Task goal: Continue the blog post about leaving behind an offensive past from the point where it stops, not the listing.

I used to be a pretty terrible person and this used to be a pretty terrible blog.
Between 2007 or so and 2010 or so this web site had been associated with abrasiveness, weirdness and unapproachability, and in turn, so have I. I didn’t want to be anymore; I don’t want to be, today. There’s a lot more people out there who recognize me for who I am now than who I was back then, but there’s still some people who want this place to return in the way that it used to be. It’s going to return now, but it’s not going to be what it was. It simply cannot.
That was what ultimately what led me to close it down — I was tired of what it represented. I was tired of what I decided to represent through it. Because I’d grown up from it. I started this site as a self-loathing teenager who interacted with media primarily through self-loathing, and interacted with creation also through self-loathing. I interacted with people through this site through that lens of self-loathing. I still have a lot of self-loathing. But I don’t spread it around.
This blog used to be rather offensive. There were certainly a lot of acceptable targets of my blithe, shocking invective, but the result did not absolve the method. Over time I have changed a lot. Part of that change was due to greater interaction with people. In real life, sure; but particularly online. I was getting emails, I was big into twitter. People were coming to me to tell me that they did not like what I was writing, or that it hurt them. I thought, behind my former anonymity, that it was possible just to say whatever I wanted without a care. Now I care; I care a lot about what I say, and I care about how people read it.

Supplied material:
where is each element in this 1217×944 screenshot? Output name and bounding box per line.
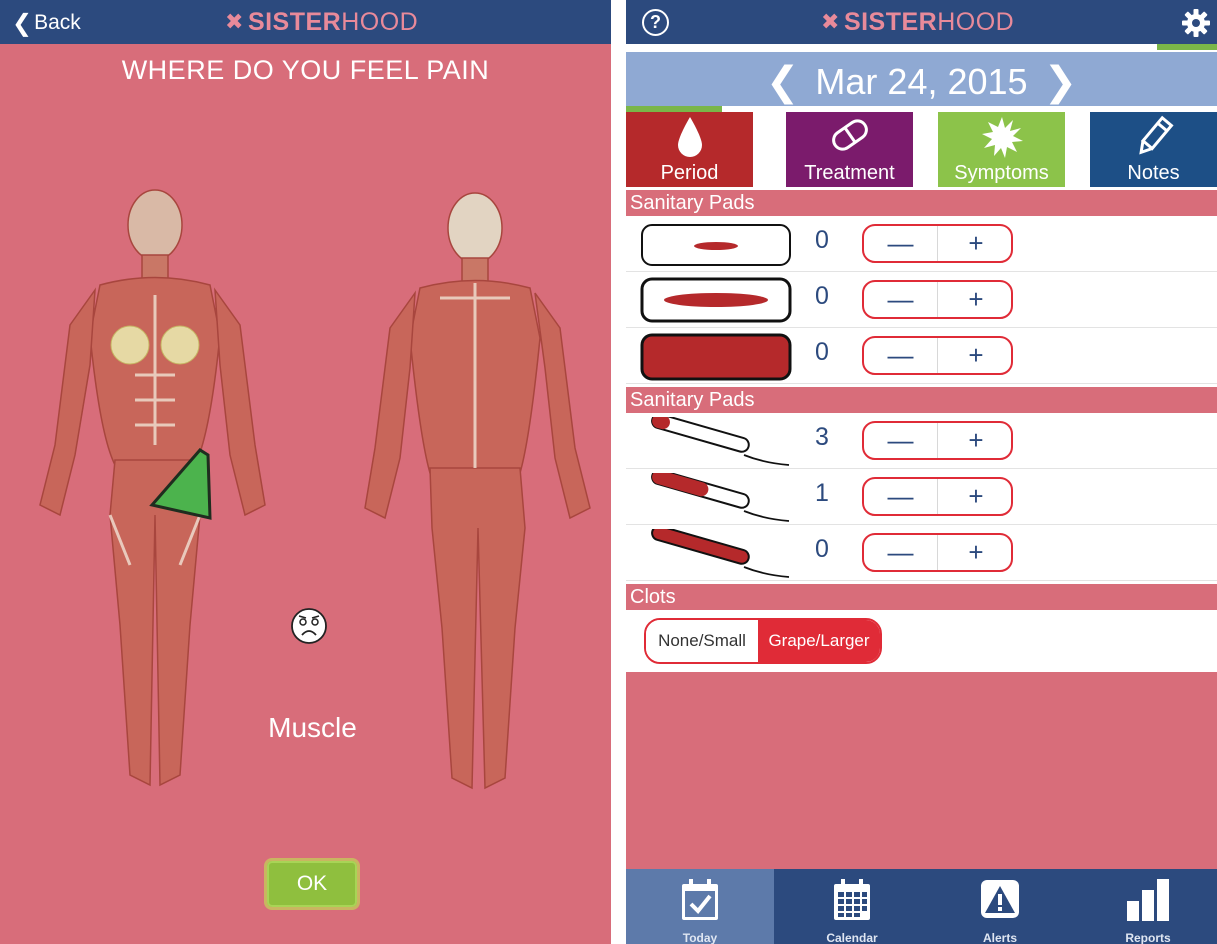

Answer to this problem:
I never really planned to bring this back in any way. It was dead to me.
It was nothing but its gimmick, and that gimmick was beneath me.
I’ve been going through a lot of radical changes in my life these past few months, and I don’t deal well with change. I’ve been working 5 days a week (sometimes six) to help support my family. I’ve moved to a new house in a place without the unlimited hardwired internet that I’ve been so used to. I’m on a data cap; and the data cap scares me. I’m very isolated. I used to be able to get online and spend hours and hours doing nothing without a care in the world. I have to care about every one of those megabytes now. I have to spend them on things that are the most precious to me. Because at some point they can run out, and I’ll be silenced.
From about 2013 to this year, I spent a lot of time on tumblr. Unfortunately, tumblr is horrific about data usage. One reload of a tumblr page could consume 25 megabytes of data. That doesn’t seem like much, but it means eight pageloads of tumblr is 1% of my monthly data cap. I can’t go on tumblr much anymore. I’m a nervous person — I have anxiety and stress problems out the wazoo. And I hate to think of what other things I could be doing with those eight pageloads of data. What more important things I could be doing than looking at gifs and vines.
But the thing about tumblr is, I felt my words stuck there more. On twitter, I tweet, and there’s some comments here and there, maybe some favs, but it disappears into the ether. That scares me too. I have to constantly be on there in order to stick to people. It’s hard; and I LIKE twitter. I like tweeting, and I’ll keep doing it. But I need a place where I can leave something of myself behind that has more lasting impact, that can be found and touched for a long time.
I keep counting the bits and bytes. Someday they’ll run out; maybe I’m weak, but that frightens me. I’ve made so many attachments and done so much that has value to me on the internet. I don’t want to be locked away from it like that. And it’ll only be for a few days, maybe a week — if I can pay the bill, anyway.
But it’s still a lot. It’s a long time to be away from so much that I love.
Things are changing around me and I hate change a lot. It’s part of my condition.
There’s a strange comfort in this old dead blog, this blog that has my name on it.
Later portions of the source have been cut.